■ TASK TO CARRY OUT ■
Tally up the lines carrying the string "this" and respond with only the resulting number.

■ DATA EXCERPTS ■
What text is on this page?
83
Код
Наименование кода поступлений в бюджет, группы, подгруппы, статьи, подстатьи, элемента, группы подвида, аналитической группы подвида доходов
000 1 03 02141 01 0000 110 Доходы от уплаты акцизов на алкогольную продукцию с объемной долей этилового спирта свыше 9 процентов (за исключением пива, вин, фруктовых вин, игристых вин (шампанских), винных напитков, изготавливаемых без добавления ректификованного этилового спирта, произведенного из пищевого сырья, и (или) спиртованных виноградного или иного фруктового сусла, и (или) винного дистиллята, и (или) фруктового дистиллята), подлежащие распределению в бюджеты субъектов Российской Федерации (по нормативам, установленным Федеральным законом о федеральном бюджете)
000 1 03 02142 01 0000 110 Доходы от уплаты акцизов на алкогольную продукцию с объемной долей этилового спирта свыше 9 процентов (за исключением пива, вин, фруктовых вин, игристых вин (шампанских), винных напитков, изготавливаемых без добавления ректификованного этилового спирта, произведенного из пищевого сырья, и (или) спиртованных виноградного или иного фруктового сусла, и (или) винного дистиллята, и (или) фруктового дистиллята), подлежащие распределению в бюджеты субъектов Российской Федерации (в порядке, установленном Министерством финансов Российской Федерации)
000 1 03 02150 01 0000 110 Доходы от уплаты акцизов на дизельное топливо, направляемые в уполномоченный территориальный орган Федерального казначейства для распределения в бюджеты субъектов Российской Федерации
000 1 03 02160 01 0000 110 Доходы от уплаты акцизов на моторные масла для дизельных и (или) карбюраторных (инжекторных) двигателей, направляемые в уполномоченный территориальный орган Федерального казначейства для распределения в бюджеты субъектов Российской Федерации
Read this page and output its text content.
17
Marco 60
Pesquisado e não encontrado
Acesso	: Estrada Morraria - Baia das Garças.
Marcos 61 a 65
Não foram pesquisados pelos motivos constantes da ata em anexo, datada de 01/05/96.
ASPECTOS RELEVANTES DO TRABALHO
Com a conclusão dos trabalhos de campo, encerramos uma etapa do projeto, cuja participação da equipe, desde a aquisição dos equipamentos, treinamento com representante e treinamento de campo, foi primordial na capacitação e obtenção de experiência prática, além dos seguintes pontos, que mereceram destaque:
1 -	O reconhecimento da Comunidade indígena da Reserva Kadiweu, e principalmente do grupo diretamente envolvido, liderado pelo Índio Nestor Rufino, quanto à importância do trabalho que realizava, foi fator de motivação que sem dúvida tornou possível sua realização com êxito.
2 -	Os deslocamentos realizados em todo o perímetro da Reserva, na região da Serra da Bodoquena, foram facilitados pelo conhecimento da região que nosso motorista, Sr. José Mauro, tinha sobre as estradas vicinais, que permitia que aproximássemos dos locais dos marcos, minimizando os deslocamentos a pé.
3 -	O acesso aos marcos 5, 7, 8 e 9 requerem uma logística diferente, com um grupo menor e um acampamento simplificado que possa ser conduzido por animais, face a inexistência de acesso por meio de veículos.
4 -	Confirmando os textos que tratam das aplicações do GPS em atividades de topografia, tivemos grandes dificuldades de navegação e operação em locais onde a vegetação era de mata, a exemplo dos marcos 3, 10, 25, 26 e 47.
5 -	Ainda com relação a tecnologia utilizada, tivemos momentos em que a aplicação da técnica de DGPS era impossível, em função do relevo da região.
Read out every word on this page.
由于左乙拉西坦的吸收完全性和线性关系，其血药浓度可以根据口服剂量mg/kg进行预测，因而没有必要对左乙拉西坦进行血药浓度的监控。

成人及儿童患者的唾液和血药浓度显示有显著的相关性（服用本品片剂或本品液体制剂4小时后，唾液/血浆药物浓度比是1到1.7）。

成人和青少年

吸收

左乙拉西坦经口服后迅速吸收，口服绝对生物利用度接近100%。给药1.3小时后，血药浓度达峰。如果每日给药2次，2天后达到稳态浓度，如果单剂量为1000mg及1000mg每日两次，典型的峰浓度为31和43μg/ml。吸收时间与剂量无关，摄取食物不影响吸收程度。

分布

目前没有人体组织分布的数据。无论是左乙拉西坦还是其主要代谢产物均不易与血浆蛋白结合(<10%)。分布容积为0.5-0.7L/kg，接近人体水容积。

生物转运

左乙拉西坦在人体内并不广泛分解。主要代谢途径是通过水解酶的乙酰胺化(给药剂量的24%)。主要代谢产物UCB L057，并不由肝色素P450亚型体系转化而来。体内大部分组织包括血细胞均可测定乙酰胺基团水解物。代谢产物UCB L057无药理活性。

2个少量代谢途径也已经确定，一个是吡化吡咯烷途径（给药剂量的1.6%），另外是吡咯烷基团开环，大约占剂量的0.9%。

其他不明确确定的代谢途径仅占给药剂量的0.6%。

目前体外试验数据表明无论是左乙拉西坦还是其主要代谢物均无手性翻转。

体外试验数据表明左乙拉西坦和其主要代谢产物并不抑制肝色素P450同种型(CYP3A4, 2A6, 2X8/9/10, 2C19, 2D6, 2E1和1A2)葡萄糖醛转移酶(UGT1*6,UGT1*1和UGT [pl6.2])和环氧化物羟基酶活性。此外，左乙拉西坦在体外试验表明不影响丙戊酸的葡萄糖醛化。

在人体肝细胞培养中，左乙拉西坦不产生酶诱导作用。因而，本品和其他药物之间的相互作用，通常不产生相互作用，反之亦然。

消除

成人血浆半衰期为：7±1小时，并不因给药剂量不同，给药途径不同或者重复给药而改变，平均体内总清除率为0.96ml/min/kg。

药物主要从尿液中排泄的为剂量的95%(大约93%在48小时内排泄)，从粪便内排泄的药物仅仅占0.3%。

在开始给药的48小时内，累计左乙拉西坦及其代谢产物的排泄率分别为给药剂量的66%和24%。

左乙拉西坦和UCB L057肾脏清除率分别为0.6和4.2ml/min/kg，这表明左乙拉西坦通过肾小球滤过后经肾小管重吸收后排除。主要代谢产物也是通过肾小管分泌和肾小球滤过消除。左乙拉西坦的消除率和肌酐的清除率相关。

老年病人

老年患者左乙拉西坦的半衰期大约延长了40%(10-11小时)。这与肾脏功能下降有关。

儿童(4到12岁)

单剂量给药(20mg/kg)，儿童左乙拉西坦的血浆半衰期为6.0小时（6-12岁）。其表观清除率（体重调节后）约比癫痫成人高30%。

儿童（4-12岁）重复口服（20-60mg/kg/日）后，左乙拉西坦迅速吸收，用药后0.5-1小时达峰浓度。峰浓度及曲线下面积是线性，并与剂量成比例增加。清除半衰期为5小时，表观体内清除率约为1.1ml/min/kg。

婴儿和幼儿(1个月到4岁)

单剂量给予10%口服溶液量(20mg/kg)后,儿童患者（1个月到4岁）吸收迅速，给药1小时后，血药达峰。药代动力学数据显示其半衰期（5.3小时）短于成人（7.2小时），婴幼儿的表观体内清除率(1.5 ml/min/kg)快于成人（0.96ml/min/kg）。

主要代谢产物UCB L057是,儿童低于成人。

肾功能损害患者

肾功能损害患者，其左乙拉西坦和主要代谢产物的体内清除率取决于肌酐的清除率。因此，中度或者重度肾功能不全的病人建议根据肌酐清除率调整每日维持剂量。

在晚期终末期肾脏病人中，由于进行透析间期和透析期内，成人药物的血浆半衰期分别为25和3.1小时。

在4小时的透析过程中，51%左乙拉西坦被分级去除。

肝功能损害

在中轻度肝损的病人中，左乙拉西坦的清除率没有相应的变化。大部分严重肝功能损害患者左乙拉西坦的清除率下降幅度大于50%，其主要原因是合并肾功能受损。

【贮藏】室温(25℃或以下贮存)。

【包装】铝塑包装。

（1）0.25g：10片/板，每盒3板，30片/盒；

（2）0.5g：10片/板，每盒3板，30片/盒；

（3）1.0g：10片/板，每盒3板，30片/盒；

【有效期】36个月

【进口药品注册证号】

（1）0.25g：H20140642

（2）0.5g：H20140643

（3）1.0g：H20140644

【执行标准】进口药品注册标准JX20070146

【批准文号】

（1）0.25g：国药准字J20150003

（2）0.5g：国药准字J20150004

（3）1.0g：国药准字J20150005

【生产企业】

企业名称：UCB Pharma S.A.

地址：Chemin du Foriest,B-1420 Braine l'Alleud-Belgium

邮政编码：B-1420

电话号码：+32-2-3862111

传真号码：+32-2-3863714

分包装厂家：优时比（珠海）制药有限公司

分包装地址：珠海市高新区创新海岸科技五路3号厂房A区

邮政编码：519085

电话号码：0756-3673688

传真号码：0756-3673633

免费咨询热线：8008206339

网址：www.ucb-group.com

■ FULL RESPONSE ■
3